_Exercise materials:_
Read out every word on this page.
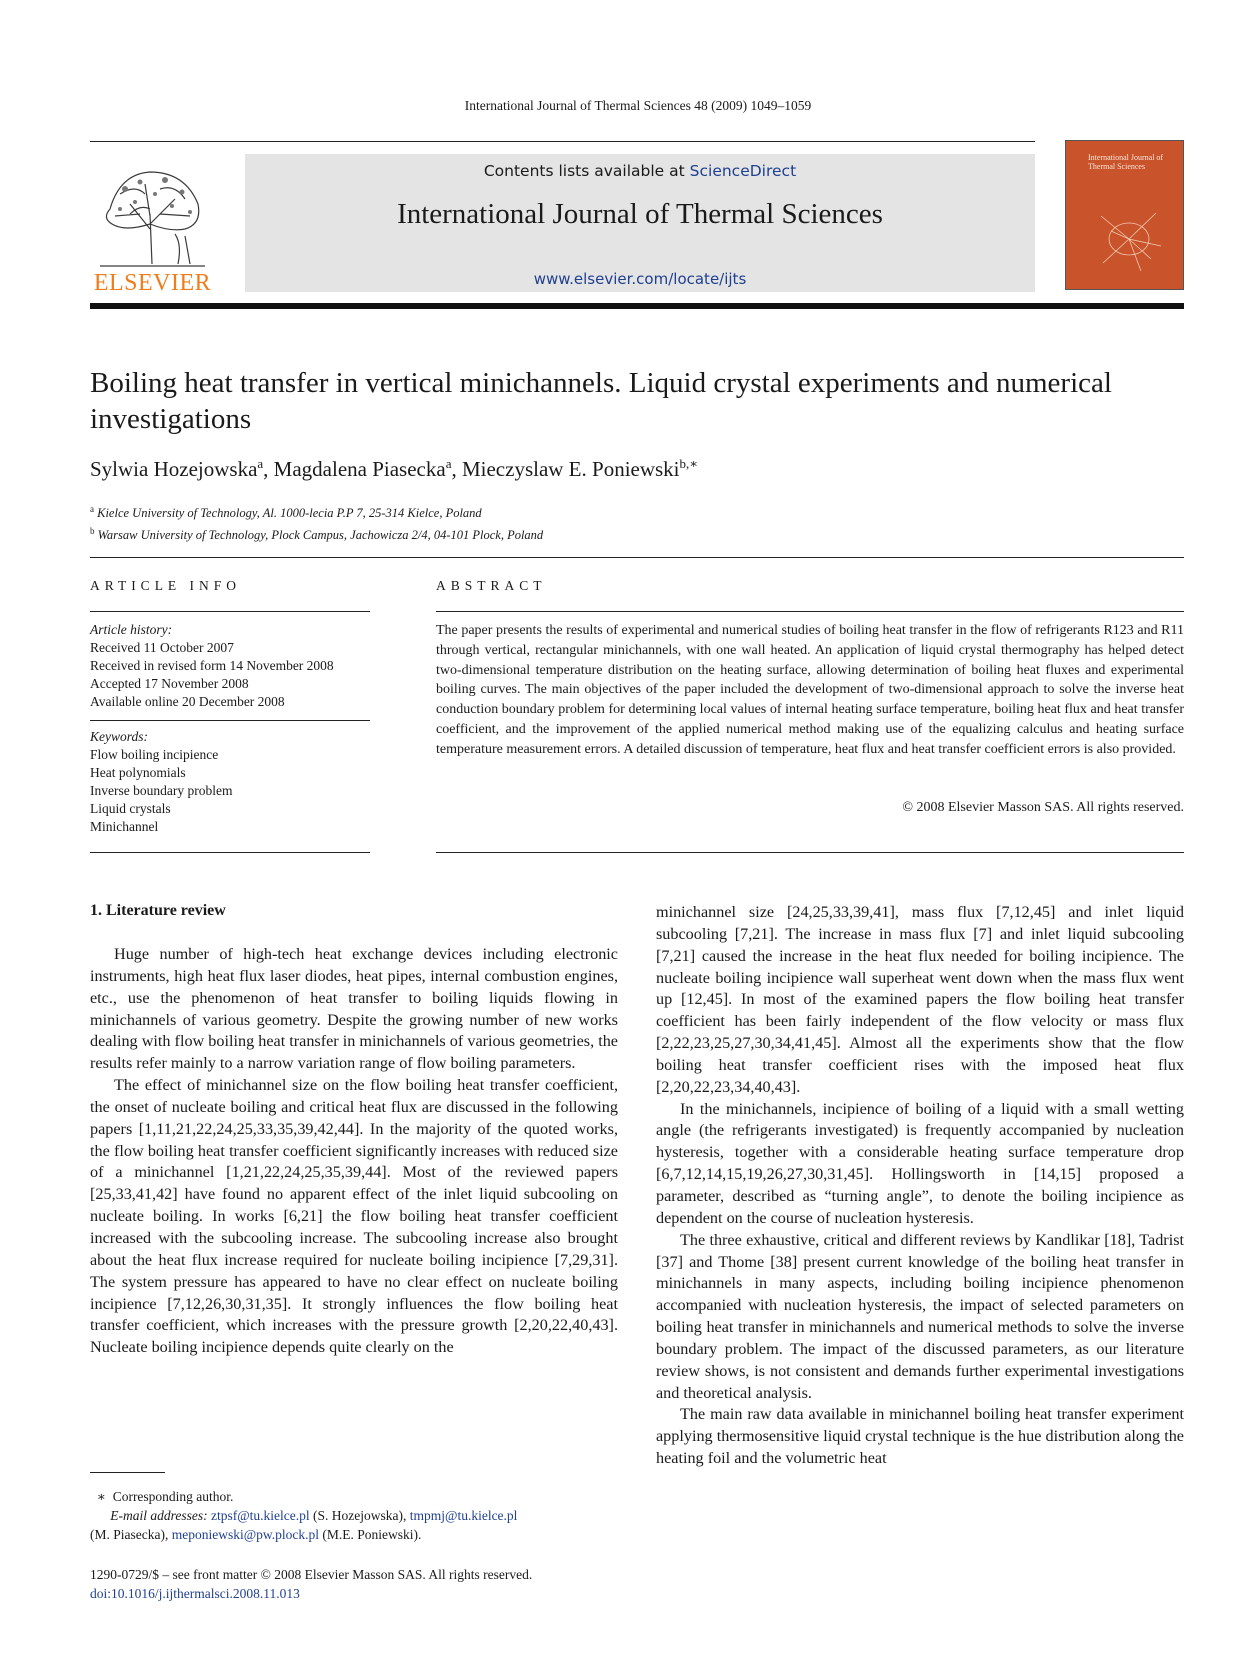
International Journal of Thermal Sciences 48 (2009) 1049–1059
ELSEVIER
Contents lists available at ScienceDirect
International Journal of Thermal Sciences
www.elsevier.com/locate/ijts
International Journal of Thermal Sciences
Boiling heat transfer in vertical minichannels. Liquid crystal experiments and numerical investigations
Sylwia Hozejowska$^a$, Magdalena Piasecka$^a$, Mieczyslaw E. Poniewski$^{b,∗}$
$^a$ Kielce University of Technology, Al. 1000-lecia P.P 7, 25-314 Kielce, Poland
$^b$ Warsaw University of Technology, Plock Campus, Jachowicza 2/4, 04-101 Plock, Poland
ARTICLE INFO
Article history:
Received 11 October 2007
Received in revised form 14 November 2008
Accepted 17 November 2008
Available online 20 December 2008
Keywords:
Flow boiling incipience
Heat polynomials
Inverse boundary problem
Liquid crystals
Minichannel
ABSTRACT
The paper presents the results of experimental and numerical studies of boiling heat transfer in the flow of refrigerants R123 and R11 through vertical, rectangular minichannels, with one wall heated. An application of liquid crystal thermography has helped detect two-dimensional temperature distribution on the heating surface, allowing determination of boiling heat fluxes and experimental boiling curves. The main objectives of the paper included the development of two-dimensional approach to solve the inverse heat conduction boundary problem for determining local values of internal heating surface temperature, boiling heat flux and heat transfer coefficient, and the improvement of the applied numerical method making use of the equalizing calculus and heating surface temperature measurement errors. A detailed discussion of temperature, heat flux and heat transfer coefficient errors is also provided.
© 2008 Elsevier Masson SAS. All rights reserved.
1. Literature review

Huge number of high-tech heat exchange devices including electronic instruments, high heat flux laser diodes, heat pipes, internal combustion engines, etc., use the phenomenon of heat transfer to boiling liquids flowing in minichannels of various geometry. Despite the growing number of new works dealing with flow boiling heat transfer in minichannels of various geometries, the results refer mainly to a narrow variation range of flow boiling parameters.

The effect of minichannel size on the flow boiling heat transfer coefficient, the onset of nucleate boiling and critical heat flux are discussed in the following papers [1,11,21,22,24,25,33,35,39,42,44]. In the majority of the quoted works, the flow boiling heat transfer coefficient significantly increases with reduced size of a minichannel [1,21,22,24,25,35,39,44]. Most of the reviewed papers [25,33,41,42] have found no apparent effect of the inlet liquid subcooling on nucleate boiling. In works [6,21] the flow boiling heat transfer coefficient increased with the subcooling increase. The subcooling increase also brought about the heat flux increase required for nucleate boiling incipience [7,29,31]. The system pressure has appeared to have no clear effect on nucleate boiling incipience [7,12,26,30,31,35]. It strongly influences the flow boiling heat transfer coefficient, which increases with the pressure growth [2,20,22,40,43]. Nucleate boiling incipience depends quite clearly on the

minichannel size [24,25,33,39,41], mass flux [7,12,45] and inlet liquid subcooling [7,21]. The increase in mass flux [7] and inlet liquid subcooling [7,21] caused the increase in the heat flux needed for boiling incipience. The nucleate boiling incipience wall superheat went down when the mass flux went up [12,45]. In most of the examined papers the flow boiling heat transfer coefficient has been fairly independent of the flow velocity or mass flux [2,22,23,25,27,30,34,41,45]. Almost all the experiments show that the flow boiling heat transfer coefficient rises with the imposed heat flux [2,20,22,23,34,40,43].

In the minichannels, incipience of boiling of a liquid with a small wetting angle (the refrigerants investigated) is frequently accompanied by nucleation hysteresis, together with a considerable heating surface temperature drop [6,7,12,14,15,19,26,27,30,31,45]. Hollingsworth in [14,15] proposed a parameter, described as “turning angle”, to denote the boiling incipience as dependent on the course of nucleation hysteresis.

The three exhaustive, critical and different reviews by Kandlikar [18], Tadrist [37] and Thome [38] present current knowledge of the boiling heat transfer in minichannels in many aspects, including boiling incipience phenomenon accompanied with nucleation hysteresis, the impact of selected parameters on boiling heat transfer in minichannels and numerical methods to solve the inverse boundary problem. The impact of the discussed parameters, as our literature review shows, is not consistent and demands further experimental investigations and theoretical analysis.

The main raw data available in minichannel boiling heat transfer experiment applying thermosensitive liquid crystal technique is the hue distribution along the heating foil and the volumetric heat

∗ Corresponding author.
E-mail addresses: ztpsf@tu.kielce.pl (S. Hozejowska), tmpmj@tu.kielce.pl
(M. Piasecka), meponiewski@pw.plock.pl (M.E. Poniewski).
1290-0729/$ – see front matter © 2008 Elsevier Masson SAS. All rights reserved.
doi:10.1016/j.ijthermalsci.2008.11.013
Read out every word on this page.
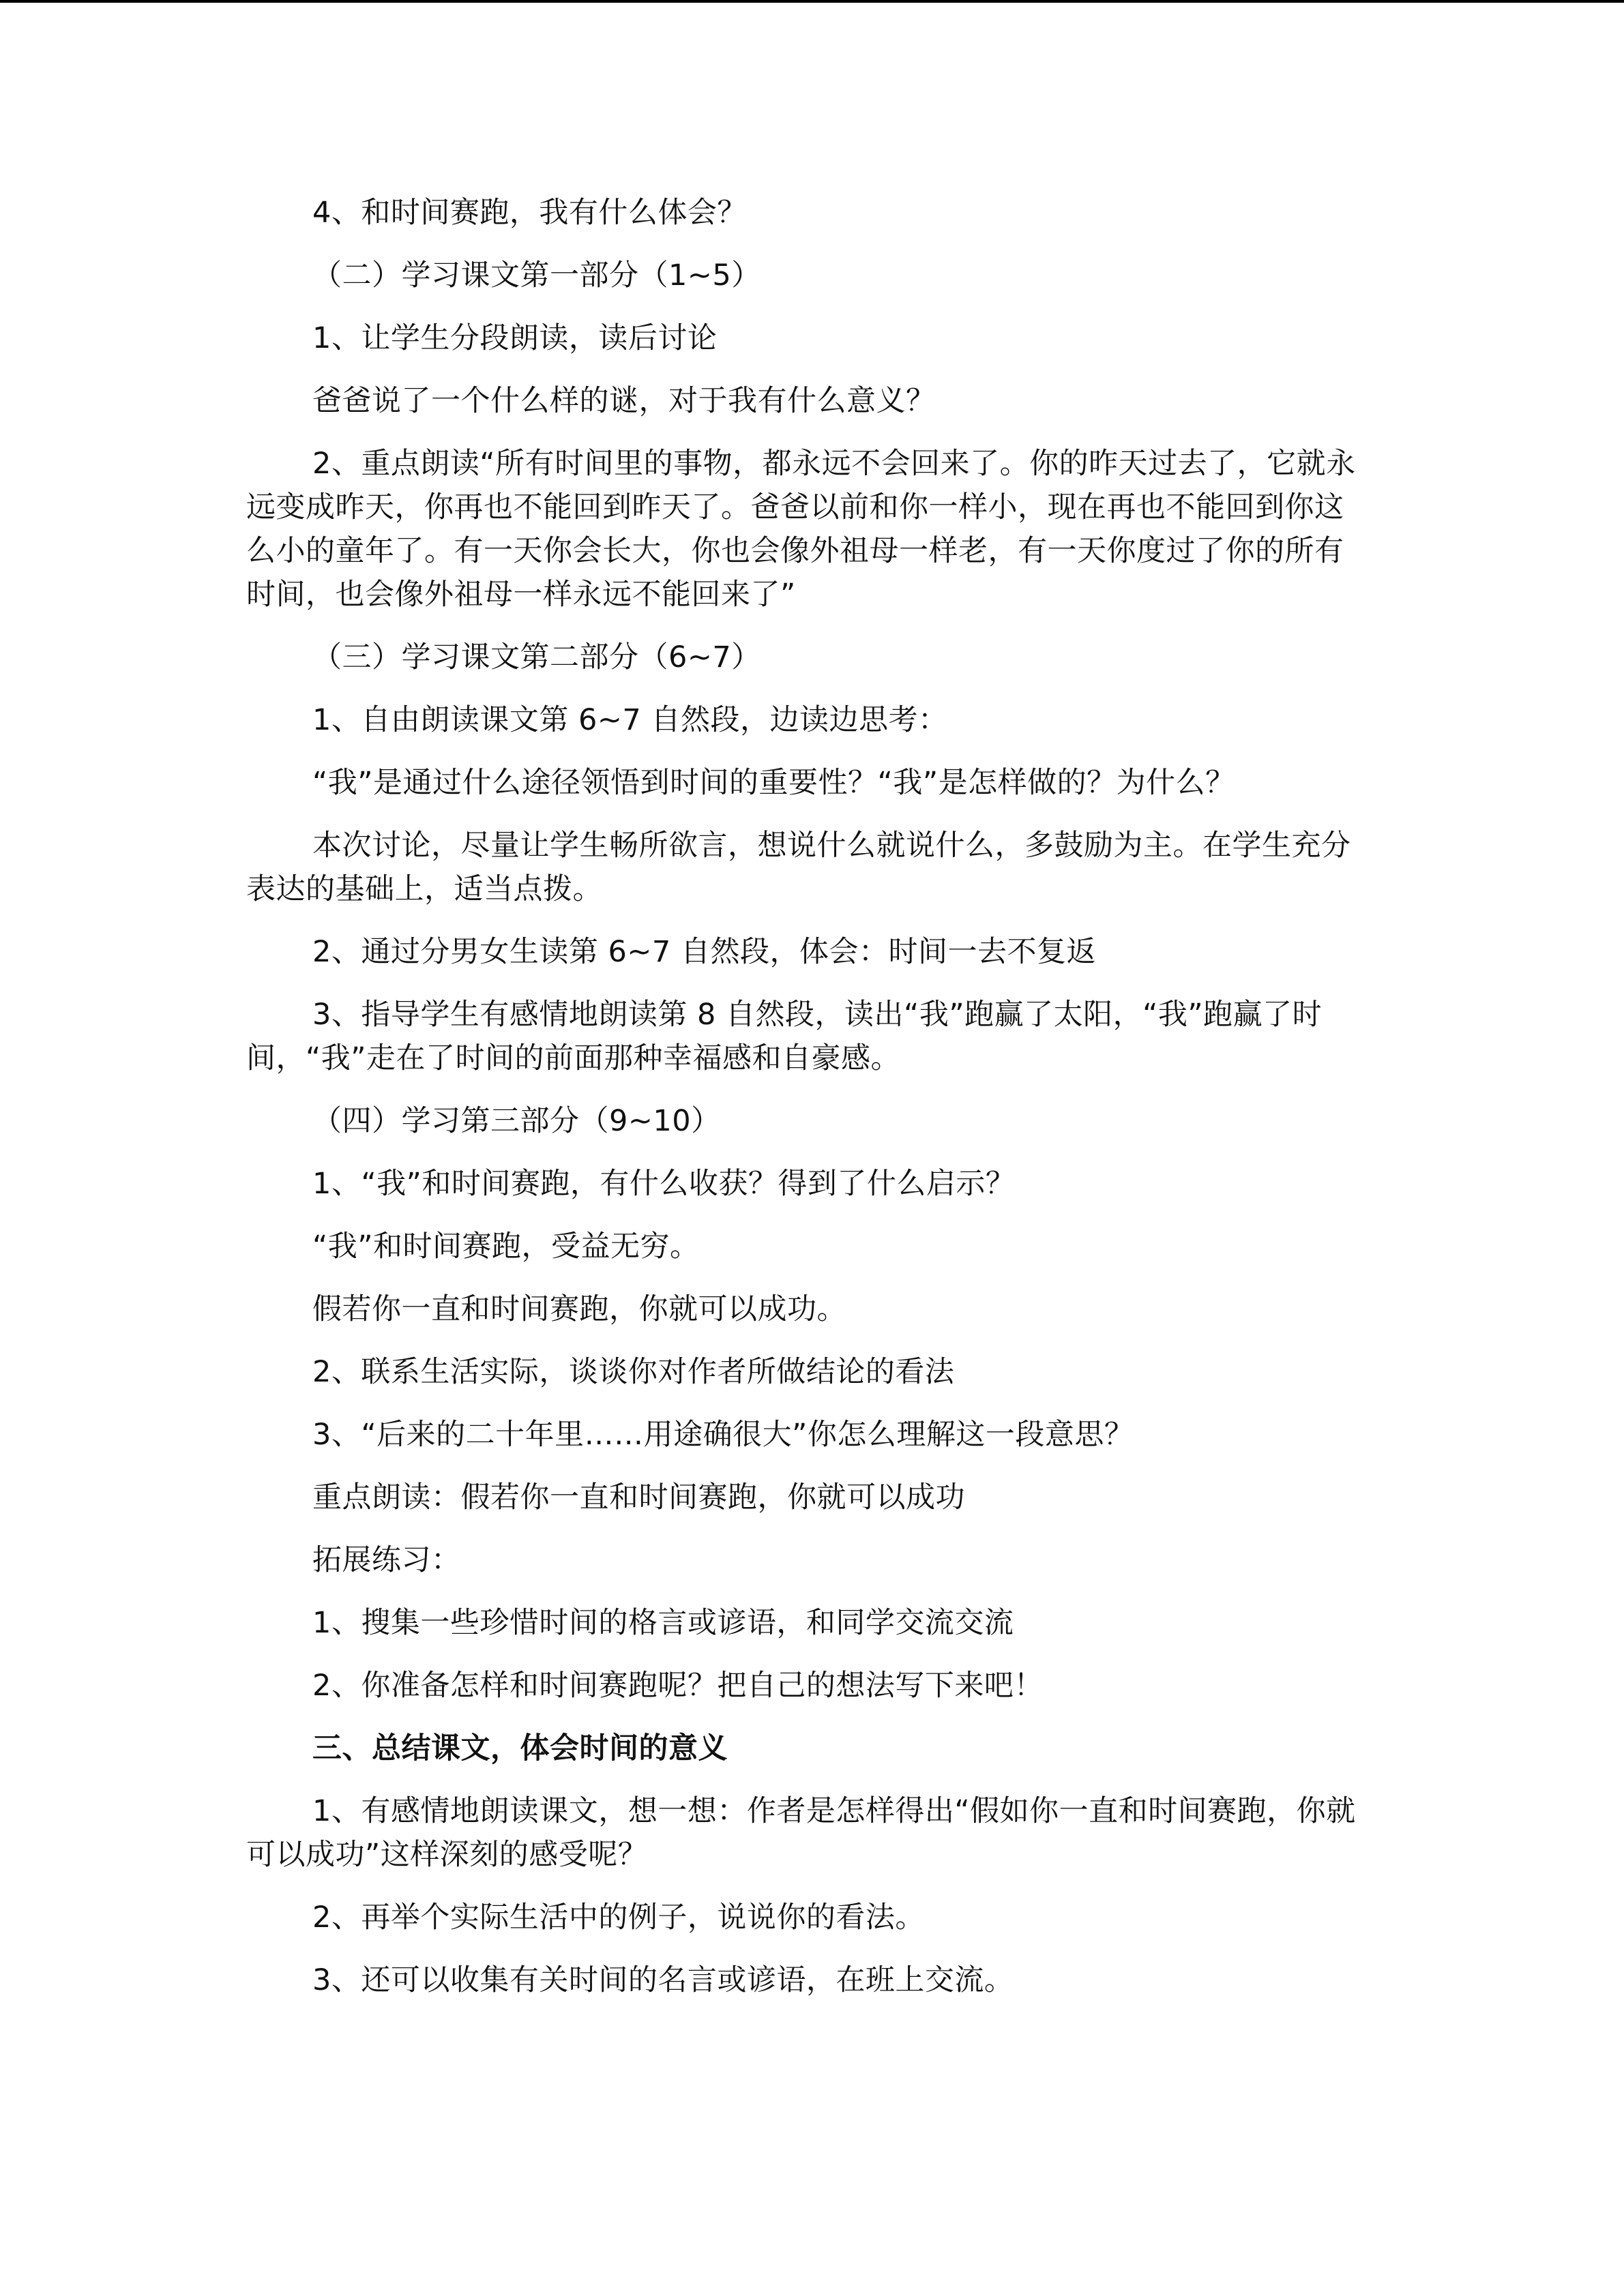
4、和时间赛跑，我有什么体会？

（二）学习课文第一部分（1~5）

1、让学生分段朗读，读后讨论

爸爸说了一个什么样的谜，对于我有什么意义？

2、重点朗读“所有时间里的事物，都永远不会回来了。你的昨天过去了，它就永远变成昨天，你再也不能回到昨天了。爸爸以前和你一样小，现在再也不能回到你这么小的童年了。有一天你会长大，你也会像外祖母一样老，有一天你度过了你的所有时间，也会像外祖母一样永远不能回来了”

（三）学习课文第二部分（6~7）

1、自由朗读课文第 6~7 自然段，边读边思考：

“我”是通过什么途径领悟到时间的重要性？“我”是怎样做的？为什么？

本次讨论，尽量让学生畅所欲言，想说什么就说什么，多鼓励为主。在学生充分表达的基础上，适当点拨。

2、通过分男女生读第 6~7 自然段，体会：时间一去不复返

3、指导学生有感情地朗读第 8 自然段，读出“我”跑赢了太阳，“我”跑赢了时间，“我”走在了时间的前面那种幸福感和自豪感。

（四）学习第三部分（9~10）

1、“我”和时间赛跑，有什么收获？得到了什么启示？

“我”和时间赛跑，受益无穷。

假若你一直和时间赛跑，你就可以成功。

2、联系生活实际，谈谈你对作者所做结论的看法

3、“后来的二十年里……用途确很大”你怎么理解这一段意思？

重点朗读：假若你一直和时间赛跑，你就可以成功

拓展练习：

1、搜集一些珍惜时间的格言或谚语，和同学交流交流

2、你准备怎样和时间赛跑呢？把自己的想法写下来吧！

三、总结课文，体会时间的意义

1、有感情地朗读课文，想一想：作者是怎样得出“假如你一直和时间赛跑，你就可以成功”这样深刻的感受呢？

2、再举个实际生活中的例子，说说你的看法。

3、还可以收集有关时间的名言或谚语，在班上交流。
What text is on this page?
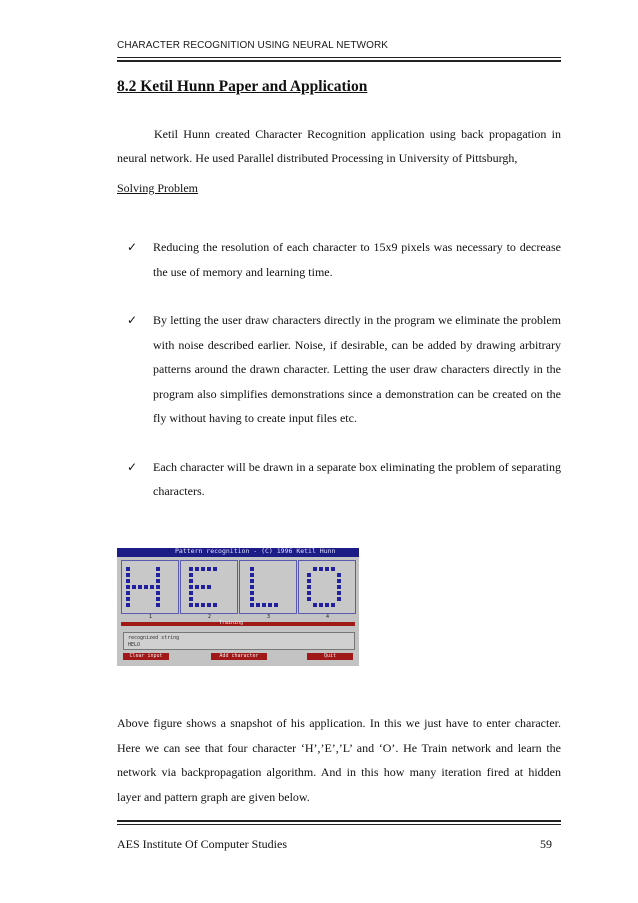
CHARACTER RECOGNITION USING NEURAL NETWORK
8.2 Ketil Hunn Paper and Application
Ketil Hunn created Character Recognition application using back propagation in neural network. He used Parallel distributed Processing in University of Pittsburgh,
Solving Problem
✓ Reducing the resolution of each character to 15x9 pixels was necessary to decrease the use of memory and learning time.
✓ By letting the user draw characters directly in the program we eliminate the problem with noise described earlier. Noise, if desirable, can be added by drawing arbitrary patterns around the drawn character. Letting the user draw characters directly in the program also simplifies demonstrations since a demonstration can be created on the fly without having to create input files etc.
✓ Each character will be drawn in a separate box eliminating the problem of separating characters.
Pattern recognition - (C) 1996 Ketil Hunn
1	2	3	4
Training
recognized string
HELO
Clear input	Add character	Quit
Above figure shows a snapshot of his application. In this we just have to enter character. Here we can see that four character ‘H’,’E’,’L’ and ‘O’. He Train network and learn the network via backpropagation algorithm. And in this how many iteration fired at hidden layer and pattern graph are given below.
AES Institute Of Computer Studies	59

_What you are asked to do:_
What is the number of lines above that contain "discussed"? Answer with that number only.

_Finished exercise:_
2